WHAT YOU HAVE TO DO
All the entries need to be quoted exactly, apart from the pictures, which you should drop.

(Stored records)
========
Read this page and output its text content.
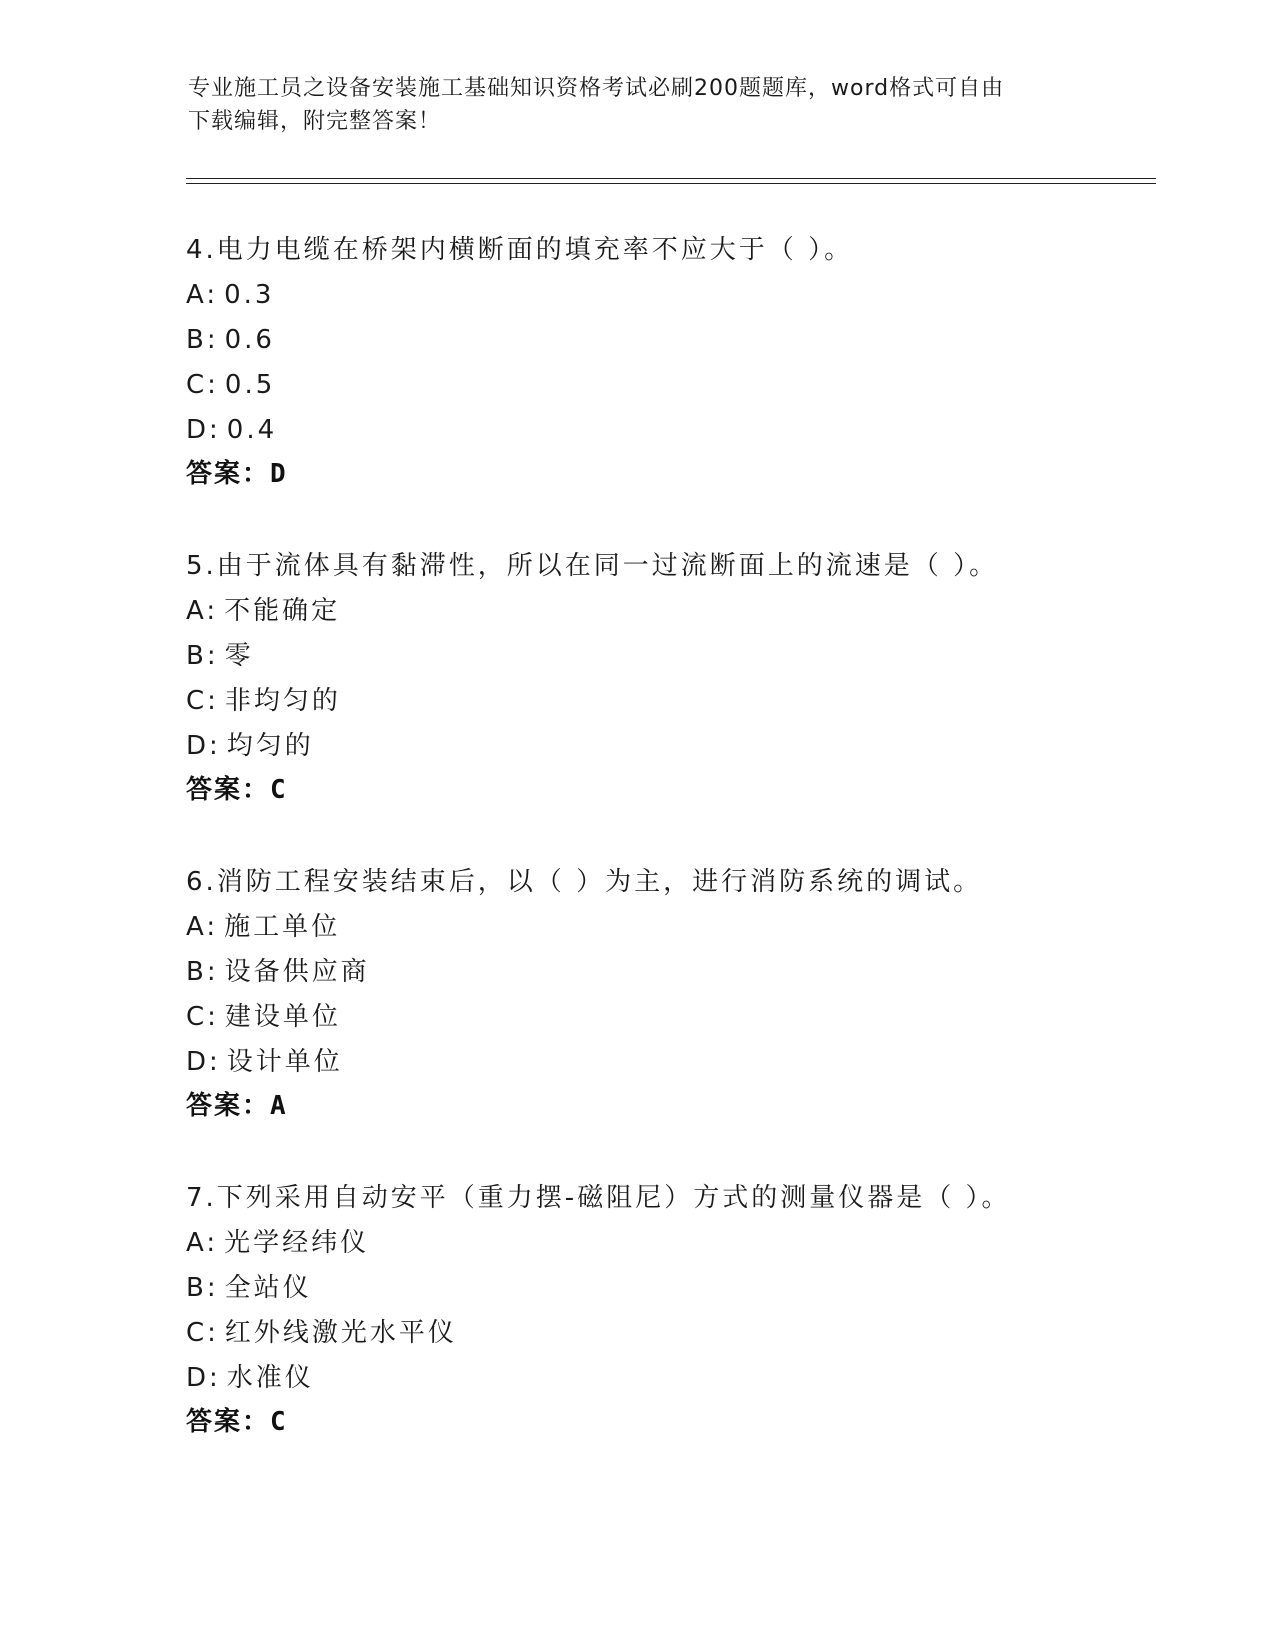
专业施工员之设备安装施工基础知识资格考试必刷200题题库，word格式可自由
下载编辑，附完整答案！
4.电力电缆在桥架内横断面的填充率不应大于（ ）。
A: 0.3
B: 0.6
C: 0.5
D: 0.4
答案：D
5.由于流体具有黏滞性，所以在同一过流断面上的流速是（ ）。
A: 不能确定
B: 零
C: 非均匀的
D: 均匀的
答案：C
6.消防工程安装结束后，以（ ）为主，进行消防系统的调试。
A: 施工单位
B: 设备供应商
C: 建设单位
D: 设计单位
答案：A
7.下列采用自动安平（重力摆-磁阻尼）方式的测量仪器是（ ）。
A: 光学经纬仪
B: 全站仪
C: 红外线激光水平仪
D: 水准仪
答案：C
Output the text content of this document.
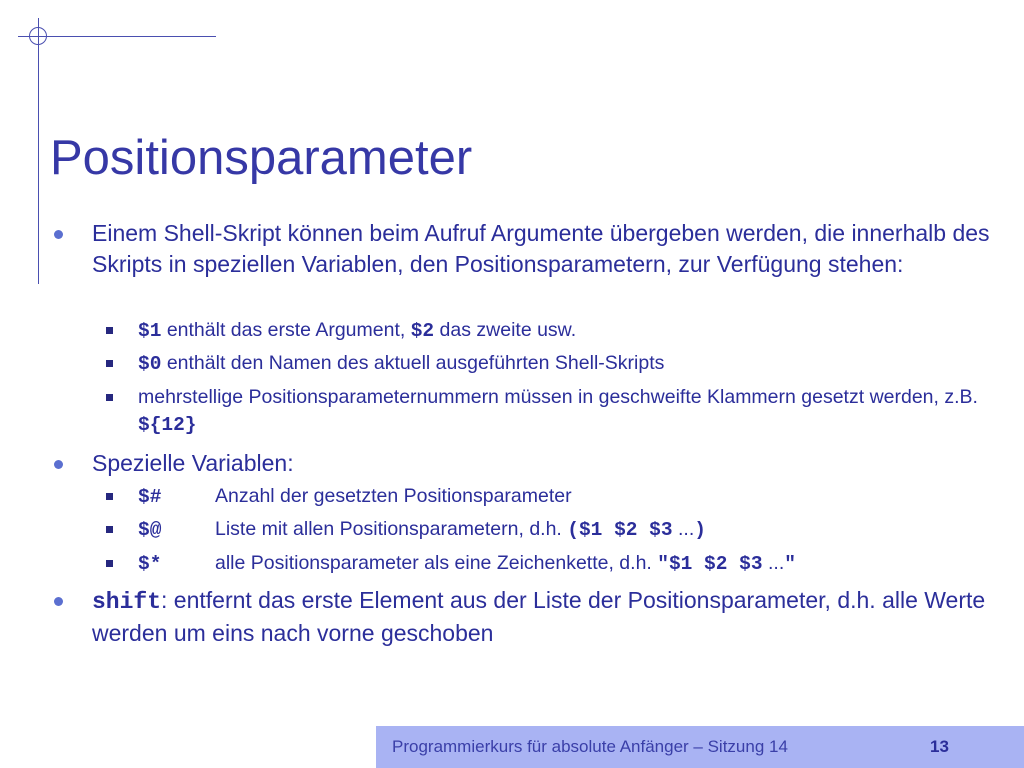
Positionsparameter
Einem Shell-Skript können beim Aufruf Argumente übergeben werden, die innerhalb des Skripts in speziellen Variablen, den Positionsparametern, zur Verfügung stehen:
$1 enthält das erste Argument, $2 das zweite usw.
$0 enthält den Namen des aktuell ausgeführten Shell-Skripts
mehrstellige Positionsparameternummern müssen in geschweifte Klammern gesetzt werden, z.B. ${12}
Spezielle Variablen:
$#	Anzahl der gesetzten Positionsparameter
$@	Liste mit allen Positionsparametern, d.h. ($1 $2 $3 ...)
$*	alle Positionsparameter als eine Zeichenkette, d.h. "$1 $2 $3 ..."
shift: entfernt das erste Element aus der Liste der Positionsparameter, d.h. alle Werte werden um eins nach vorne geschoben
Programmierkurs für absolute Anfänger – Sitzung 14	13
========
PROBLEM SOLUTION
Read this page and output its text content.
专业施工员之设备安装施工基础知识资格考试必刷200题题库，word格式可自由
下载编辑，附完整答案！
4.电力电缆在桥架内横断面的填充率不应大于（ ）。
A: 0.3
B: 0.6
C: 0.5
D: 0.4
答案：D
5.由于流体具有黏滞性，所以在同一过流断面上的流速是（ ）。
A: 不能确定
B: 零
C: 非均匀的
D: 均匀的
答案：C
6.消防工程安装结束后，以（ ）为主，进行消防系统的调试。
A: 施工单位
B: 设备供应商
C: 建设单位
D: 设计单位
答案：A
7.下列采用自动安平（重力摆-磁阻尼）方式的测量仪器是（ ）。
A: 光学经纬仪
B: 全站仪
C: 红外线激光水平仪
D: 水准仪
答案：C
Output the text content of this document.
Positionsparameter
Einem Shell-Skript können beim Aufruf Argumente übergeben werden, die innerhalb des Skripts in speziellen Variablen, den Positionsparametern, zur Verfügung stehen:
$1 enthält das erste Argument, $2 das zweite usw.
$0 enthält den Namen des aktuell ausgeführten Shell-Skripts
mehrstellige Positionsparameternummern müssen in geschweifte Klammern gesetzt werden, z.B. ${12}
Spezielle Variablen:
$#	Anzahl der gesetzten Positionsparameter
$@	Liste mit allen Positionsparametern, d.h. ($1 $2 $3 ...)
$*	alle Positionsparameter als eine Zeichenkette, d.h. "$1 $2 $3 ..."
shift: entfernt das erste Element aus der Liste der Positionsparameter, d.h. alle Werte werden um eins nach vorne geschoben
Programmierkurs für absolute Anfänger – Sitzung 14	13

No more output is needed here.